### What you need to do
Select from the records below every line that has the word "visible" in it.

### Given information
____________
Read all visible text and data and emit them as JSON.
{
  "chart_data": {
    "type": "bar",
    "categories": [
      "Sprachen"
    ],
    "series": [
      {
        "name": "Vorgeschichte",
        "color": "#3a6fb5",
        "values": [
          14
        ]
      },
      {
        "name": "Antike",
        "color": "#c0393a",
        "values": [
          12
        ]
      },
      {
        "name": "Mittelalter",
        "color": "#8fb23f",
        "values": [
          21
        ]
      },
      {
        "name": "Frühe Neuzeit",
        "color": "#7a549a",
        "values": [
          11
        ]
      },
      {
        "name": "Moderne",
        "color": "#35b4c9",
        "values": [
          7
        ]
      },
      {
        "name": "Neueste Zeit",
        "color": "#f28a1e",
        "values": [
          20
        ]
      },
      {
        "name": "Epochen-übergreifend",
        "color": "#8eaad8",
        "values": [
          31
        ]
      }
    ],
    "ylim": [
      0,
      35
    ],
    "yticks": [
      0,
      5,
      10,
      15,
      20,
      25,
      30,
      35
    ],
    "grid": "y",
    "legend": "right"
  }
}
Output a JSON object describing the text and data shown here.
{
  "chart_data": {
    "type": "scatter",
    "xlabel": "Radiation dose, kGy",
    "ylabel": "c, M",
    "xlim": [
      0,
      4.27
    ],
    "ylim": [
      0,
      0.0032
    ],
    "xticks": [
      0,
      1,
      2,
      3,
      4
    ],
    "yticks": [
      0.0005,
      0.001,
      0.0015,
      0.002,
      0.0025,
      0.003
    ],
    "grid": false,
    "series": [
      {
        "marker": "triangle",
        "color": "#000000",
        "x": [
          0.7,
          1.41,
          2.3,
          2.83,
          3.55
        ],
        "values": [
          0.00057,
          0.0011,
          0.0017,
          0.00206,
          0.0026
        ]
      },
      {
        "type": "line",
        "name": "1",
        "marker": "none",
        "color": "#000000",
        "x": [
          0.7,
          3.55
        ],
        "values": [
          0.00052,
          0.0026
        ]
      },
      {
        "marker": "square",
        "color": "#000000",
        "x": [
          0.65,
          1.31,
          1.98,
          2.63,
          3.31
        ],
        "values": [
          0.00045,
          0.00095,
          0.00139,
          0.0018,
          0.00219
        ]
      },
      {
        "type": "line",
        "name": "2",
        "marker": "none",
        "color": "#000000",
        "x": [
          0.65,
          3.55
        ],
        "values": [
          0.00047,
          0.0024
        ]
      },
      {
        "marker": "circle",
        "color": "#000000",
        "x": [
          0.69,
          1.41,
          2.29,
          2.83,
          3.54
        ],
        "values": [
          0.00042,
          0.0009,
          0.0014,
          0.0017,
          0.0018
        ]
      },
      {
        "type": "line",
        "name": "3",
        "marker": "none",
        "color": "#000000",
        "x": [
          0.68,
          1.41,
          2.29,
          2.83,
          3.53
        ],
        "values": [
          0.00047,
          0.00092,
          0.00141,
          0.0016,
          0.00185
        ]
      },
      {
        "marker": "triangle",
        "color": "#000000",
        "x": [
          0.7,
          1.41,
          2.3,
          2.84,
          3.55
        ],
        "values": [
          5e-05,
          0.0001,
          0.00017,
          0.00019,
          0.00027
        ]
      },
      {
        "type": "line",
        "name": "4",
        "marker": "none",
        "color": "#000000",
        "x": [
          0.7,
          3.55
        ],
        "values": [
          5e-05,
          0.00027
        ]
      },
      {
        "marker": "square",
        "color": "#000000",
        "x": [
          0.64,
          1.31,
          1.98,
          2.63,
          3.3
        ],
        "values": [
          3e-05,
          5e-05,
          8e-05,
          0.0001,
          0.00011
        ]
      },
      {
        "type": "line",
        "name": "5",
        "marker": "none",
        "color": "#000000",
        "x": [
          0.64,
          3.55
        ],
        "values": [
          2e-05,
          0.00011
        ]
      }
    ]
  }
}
____________
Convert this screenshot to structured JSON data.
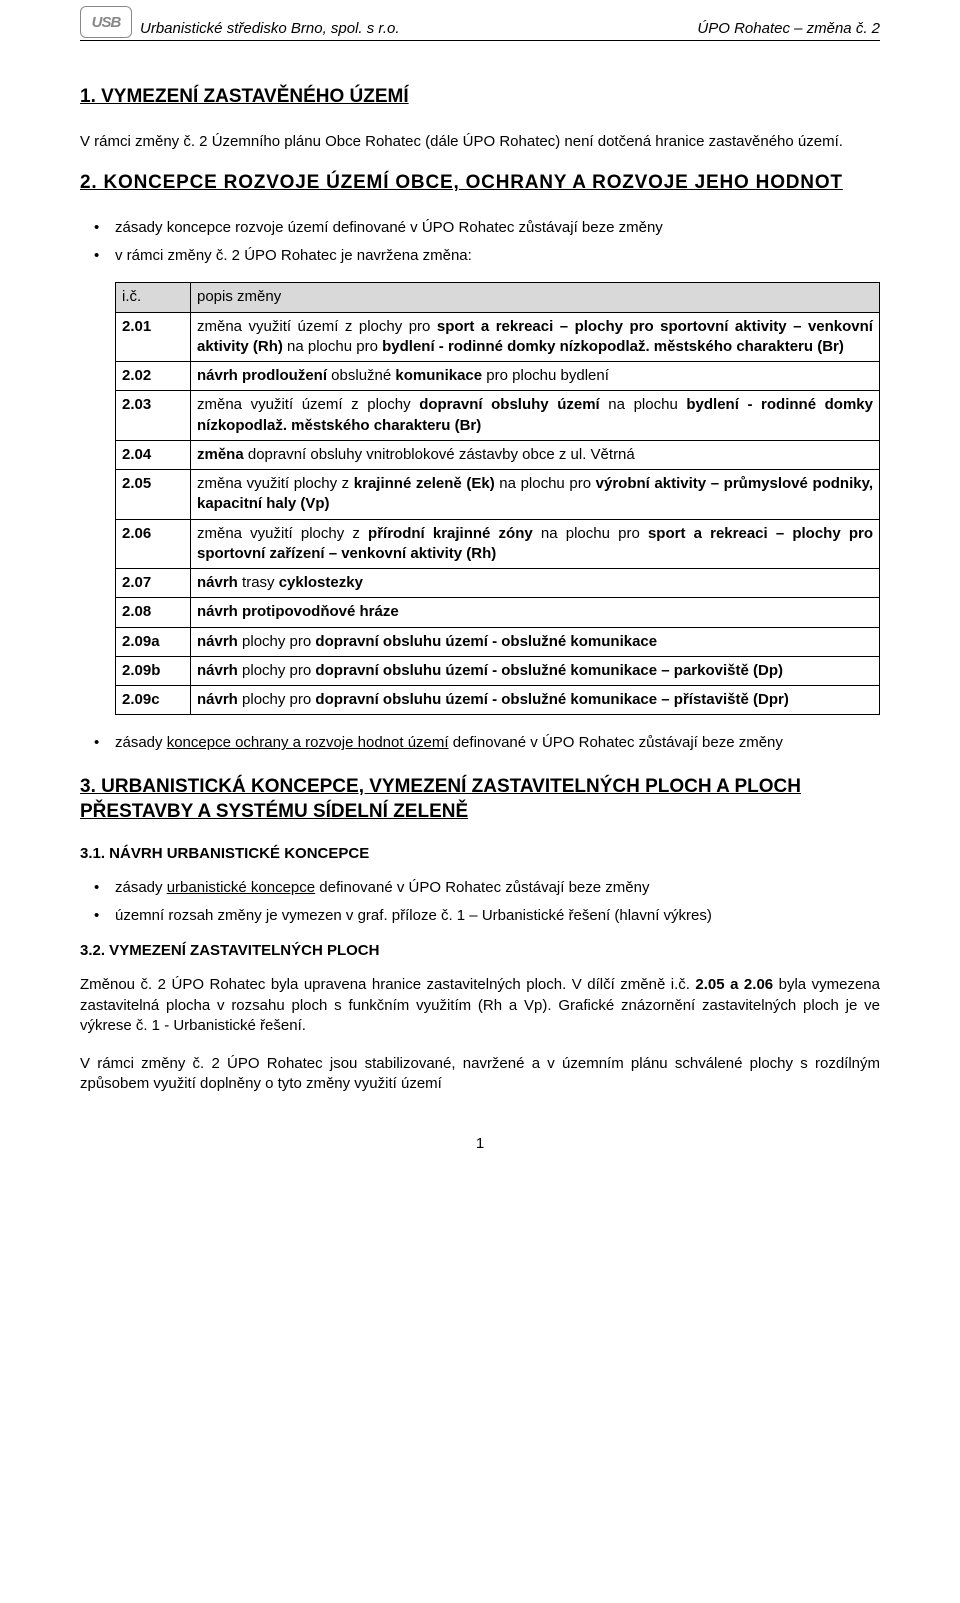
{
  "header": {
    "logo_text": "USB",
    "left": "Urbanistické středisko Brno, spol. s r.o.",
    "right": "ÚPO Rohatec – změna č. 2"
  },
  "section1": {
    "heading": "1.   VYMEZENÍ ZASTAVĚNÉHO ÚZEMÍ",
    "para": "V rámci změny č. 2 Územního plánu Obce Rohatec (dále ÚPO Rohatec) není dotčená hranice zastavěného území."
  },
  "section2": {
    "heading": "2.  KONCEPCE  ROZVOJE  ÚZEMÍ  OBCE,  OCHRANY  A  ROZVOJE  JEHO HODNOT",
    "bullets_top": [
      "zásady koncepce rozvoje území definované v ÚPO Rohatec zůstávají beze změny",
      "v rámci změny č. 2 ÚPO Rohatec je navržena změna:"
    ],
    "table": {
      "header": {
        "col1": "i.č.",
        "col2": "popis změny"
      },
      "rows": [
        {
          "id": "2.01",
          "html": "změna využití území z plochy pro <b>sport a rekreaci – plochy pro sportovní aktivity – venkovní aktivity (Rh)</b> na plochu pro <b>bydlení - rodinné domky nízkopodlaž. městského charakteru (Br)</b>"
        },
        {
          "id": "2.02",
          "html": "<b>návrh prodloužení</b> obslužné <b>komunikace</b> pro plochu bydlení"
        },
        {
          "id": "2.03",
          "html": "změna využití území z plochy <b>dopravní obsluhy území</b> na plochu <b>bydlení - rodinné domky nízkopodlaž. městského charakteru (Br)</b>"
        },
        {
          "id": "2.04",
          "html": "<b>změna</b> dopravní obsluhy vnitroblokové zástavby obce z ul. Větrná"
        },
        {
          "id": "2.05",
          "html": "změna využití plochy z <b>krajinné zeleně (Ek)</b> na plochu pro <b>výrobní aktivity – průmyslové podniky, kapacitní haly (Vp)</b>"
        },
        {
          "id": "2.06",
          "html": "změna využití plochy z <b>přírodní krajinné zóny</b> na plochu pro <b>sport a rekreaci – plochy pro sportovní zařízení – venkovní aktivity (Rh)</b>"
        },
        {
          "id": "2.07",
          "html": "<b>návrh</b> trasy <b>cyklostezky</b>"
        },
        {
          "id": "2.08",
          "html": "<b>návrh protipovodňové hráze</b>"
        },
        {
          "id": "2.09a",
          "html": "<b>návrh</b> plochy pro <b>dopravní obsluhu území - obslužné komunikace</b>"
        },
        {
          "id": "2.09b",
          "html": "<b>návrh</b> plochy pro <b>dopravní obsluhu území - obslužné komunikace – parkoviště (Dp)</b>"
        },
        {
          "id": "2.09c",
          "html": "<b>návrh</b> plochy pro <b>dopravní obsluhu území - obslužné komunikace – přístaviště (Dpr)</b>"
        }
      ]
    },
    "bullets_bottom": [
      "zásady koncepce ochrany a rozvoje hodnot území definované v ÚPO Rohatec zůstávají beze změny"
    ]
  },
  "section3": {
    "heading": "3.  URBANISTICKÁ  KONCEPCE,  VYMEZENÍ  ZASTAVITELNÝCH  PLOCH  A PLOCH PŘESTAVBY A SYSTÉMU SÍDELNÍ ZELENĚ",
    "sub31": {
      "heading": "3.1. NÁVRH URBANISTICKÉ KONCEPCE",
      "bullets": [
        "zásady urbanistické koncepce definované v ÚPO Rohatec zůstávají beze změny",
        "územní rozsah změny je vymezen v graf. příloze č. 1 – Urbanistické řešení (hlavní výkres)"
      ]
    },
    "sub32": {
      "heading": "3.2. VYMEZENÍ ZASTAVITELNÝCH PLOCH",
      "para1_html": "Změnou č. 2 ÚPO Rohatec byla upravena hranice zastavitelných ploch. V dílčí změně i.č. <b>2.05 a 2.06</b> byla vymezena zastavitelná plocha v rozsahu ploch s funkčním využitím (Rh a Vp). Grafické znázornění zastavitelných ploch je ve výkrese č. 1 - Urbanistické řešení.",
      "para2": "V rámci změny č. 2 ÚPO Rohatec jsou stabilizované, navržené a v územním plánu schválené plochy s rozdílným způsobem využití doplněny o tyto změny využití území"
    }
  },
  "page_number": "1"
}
____________
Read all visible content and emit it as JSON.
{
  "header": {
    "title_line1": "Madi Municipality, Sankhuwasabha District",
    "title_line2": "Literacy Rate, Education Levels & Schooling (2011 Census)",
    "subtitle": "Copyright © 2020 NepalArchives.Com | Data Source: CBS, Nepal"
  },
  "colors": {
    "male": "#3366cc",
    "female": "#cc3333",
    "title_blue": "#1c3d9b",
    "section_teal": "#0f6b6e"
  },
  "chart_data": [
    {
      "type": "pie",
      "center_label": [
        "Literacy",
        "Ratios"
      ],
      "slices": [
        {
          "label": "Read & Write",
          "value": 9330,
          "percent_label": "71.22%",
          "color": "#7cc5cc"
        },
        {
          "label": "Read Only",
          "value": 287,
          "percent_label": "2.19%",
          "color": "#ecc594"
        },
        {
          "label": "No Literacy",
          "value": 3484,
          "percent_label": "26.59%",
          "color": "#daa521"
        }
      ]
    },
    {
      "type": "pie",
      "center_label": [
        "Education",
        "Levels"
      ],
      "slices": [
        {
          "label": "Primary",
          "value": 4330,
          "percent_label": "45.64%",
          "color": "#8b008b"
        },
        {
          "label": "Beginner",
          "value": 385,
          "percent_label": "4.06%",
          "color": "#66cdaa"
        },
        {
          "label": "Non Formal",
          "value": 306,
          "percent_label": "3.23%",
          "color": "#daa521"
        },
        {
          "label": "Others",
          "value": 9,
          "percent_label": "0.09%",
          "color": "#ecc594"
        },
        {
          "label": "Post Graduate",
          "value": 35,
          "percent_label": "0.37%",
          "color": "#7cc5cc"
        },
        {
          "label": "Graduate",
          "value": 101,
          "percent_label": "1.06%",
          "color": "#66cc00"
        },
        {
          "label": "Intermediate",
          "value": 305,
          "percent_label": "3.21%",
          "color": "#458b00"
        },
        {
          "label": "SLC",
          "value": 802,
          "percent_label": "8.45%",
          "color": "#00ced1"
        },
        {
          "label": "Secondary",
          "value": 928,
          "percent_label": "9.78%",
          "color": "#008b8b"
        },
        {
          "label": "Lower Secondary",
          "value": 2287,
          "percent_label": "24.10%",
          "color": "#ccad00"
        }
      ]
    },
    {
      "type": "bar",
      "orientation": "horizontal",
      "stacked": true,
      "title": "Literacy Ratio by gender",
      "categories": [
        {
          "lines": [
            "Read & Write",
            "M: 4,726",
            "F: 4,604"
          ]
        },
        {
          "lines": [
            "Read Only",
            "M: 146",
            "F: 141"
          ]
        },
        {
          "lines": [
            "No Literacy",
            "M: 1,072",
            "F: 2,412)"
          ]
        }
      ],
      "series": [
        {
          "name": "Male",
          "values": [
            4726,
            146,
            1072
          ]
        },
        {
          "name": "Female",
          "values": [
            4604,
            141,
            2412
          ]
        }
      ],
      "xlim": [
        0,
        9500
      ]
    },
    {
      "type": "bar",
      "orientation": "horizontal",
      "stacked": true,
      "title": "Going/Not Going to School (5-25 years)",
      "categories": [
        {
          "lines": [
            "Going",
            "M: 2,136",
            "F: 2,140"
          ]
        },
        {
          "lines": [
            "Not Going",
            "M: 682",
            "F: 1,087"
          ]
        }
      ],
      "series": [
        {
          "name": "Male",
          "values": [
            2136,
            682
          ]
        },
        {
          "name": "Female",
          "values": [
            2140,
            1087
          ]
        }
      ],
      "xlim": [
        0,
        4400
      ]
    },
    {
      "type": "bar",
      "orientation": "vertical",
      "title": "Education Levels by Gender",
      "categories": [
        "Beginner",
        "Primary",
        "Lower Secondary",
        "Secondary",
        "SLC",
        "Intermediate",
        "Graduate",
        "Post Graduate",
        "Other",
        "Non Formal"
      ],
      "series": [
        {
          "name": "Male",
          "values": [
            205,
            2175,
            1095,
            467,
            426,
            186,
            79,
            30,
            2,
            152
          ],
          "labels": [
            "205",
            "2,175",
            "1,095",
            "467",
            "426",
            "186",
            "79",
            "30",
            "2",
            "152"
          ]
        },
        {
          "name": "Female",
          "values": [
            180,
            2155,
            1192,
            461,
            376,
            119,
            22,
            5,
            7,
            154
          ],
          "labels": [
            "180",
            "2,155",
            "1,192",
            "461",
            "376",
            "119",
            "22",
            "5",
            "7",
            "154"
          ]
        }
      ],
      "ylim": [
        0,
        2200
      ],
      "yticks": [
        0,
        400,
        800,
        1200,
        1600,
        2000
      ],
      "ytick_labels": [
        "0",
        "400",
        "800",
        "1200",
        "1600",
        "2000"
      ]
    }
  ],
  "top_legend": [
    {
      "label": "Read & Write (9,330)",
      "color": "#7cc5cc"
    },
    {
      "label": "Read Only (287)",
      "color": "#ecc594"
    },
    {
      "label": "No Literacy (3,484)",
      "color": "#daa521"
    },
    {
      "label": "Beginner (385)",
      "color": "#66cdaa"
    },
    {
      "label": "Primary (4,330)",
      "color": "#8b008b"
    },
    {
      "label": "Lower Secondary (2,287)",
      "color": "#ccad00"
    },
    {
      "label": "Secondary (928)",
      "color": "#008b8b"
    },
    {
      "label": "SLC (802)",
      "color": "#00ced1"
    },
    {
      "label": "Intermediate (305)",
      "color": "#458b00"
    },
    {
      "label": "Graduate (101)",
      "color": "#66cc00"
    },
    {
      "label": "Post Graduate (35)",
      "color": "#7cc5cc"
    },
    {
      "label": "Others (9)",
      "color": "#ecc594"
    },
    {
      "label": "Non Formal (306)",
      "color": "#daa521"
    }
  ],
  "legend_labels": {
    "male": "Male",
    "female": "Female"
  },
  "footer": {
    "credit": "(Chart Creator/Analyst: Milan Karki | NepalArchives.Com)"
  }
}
____________
### The response
Read all visible text and data and emit them as JSON.
Read all visible content and emit it as JSON.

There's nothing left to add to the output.